* [Aim of the task] Count every line of these entries that holds the word "name", and reply with the number only.

* [Input for this task]
>> start
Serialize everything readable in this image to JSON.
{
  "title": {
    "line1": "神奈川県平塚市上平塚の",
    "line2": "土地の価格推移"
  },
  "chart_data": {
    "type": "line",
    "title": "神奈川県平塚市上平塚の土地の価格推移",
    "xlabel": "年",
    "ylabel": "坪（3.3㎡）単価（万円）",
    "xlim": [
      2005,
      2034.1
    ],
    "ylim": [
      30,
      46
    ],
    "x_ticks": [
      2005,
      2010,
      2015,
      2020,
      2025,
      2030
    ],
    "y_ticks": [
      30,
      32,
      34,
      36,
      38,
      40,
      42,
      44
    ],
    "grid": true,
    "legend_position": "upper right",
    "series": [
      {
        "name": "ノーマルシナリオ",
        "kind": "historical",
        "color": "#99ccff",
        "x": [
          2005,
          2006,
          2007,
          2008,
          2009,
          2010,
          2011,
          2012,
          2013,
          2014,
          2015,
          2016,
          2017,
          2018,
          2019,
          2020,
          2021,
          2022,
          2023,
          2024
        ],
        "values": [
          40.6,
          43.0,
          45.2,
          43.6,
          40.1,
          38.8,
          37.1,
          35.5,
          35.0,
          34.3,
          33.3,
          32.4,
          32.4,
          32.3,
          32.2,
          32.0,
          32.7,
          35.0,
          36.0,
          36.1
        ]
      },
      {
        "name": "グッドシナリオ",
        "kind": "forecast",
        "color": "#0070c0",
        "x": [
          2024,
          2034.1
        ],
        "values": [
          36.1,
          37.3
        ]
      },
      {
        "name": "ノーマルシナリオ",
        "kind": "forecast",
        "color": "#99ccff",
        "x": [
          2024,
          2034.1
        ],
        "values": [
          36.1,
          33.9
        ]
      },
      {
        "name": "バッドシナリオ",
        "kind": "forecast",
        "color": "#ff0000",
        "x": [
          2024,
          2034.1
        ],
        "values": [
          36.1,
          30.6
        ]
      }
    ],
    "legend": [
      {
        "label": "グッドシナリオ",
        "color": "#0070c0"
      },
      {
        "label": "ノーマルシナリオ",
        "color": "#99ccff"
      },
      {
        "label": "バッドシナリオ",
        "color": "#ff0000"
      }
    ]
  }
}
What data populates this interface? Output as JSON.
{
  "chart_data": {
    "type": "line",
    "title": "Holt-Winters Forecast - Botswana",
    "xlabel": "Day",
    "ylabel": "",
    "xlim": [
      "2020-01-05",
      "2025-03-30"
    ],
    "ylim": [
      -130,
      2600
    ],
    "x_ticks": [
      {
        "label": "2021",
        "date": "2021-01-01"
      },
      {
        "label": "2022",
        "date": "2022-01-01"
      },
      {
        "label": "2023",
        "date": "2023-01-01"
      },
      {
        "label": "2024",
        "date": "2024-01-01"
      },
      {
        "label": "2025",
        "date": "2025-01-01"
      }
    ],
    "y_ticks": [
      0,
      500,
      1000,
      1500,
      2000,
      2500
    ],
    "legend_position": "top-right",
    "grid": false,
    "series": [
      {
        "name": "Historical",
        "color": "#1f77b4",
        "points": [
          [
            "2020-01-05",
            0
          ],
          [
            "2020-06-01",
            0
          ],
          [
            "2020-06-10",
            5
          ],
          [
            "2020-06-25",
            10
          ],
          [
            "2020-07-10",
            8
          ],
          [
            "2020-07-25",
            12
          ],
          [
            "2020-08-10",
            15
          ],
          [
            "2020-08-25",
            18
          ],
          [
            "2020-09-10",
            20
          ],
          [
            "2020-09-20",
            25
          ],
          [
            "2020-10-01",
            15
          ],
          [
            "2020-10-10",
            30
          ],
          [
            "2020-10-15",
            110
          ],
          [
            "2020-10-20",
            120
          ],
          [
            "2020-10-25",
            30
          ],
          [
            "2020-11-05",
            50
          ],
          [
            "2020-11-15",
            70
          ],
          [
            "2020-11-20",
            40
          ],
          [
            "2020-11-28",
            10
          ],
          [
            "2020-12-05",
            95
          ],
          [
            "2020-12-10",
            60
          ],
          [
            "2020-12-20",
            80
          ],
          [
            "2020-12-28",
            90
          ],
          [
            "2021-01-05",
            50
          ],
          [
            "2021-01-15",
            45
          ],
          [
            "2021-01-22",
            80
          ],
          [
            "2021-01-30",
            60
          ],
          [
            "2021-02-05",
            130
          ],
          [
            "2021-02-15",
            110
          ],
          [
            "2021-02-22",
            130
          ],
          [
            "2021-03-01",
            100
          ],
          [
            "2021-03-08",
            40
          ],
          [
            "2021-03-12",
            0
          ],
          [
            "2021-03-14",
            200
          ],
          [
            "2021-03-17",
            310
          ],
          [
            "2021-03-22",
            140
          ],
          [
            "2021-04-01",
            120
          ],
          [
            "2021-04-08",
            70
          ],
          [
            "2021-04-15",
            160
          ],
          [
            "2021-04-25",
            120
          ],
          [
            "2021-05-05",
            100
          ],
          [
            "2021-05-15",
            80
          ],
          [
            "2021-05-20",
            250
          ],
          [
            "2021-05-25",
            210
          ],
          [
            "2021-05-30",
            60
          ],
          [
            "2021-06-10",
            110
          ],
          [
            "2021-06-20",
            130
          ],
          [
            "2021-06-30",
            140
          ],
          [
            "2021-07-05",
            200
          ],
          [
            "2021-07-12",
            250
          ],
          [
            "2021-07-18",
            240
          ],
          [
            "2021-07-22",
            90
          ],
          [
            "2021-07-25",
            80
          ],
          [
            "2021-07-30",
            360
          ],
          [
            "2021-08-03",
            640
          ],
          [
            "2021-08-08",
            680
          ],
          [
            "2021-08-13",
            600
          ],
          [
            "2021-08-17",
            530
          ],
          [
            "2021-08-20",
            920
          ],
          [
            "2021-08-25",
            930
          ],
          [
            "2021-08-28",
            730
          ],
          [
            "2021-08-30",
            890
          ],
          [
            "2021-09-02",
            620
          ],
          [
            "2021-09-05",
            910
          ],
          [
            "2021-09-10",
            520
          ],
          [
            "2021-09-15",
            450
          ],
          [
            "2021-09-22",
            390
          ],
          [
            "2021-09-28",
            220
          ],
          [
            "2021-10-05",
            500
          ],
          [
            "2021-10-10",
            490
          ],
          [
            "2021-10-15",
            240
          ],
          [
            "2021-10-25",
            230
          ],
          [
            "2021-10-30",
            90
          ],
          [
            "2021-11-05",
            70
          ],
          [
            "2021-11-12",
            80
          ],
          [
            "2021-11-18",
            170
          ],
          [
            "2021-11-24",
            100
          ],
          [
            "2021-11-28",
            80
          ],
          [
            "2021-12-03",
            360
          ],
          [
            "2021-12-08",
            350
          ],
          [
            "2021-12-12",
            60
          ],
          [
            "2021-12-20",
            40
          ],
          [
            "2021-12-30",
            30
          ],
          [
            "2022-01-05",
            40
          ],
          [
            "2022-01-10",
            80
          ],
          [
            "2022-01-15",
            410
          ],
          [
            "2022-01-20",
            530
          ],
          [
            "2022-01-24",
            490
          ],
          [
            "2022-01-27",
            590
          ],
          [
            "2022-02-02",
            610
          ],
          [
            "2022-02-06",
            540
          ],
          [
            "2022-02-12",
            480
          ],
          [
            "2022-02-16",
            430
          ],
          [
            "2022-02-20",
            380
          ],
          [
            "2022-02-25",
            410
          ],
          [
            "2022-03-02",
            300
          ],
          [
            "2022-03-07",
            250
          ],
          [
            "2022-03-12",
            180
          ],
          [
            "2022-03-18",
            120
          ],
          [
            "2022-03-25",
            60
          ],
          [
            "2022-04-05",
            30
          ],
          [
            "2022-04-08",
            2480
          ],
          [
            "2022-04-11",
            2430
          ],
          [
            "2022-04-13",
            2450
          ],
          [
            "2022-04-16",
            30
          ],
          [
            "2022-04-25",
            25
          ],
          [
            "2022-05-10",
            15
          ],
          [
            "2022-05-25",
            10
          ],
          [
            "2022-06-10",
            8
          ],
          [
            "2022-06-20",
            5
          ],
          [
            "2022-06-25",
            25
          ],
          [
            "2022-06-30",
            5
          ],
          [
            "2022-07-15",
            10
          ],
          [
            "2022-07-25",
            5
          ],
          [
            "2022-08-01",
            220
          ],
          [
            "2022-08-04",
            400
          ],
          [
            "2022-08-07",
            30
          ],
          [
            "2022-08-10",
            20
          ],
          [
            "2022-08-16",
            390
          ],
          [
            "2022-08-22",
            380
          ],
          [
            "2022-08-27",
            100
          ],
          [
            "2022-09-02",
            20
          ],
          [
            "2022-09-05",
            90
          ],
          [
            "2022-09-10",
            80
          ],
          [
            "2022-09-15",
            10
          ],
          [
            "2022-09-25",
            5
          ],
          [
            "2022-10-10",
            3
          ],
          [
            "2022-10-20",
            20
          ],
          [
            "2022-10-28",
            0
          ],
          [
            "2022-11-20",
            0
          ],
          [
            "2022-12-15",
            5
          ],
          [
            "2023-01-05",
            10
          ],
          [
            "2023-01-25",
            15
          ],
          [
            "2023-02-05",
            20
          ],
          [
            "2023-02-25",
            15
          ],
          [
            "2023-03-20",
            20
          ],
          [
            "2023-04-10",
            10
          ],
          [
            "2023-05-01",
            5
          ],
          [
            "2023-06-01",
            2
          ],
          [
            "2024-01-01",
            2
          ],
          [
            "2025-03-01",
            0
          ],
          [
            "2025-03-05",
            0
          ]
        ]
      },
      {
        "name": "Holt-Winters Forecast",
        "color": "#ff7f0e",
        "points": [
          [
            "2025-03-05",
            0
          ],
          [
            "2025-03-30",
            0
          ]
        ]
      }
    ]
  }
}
>> end
* [Solution for this task] 6